> What you have to do: Gather all lines with the word "color" in them.

# Provided entries start

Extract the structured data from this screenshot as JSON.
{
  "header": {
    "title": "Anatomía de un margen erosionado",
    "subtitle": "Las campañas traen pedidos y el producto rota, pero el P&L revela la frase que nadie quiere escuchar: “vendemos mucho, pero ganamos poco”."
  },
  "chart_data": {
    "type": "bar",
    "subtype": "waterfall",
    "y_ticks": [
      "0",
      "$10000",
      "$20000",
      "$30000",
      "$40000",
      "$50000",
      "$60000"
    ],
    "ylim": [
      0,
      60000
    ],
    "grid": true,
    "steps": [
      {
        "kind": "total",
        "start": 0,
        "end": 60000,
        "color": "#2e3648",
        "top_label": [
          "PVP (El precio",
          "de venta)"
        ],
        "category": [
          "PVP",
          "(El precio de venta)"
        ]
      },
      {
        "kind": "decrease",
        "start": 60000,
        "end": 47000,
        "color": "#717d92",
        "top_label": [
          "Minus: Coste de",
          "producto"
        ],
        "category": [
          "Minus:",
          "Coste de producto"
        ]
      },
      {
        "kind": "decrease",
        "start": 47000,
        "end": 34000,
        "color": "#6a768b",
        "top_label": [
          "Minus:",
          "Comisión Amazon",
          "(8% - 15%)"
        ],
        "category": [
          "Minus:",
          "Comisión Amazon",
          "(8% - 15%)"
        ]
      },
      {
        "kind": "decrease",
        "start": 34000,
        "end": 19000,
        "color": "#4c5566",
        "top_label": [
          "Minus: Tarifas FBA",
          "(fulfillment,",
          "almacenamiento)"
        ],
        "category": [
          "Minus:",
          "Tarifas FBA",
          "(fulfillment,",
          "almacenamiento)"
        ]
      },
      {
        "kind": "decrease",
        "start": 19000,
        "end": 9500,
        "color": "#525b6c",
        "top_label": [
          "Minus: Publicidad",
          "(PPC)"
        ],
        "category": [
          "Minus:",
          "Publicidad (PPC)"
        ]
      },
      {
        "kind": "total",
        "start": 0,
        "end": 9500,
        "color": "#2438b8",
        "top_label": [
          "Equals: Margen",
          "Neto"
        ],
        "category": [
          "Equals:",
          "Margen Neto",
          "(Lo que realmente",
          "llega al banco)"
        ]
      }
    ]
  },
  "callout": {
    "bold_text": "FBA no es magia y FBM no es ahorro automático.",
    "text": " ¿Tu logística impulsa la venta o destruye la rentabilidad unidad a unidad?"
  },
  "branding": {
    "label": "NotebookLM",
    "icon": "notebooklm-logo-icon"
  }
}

# Provided entries end

> Result of this exercise:
        "color": "#2e3648",
        "color": "#717d92",
        "color": "#6a768b",
        "color": "#4c5566",
        "color": "#525b6c",
        "color": "#2438b8",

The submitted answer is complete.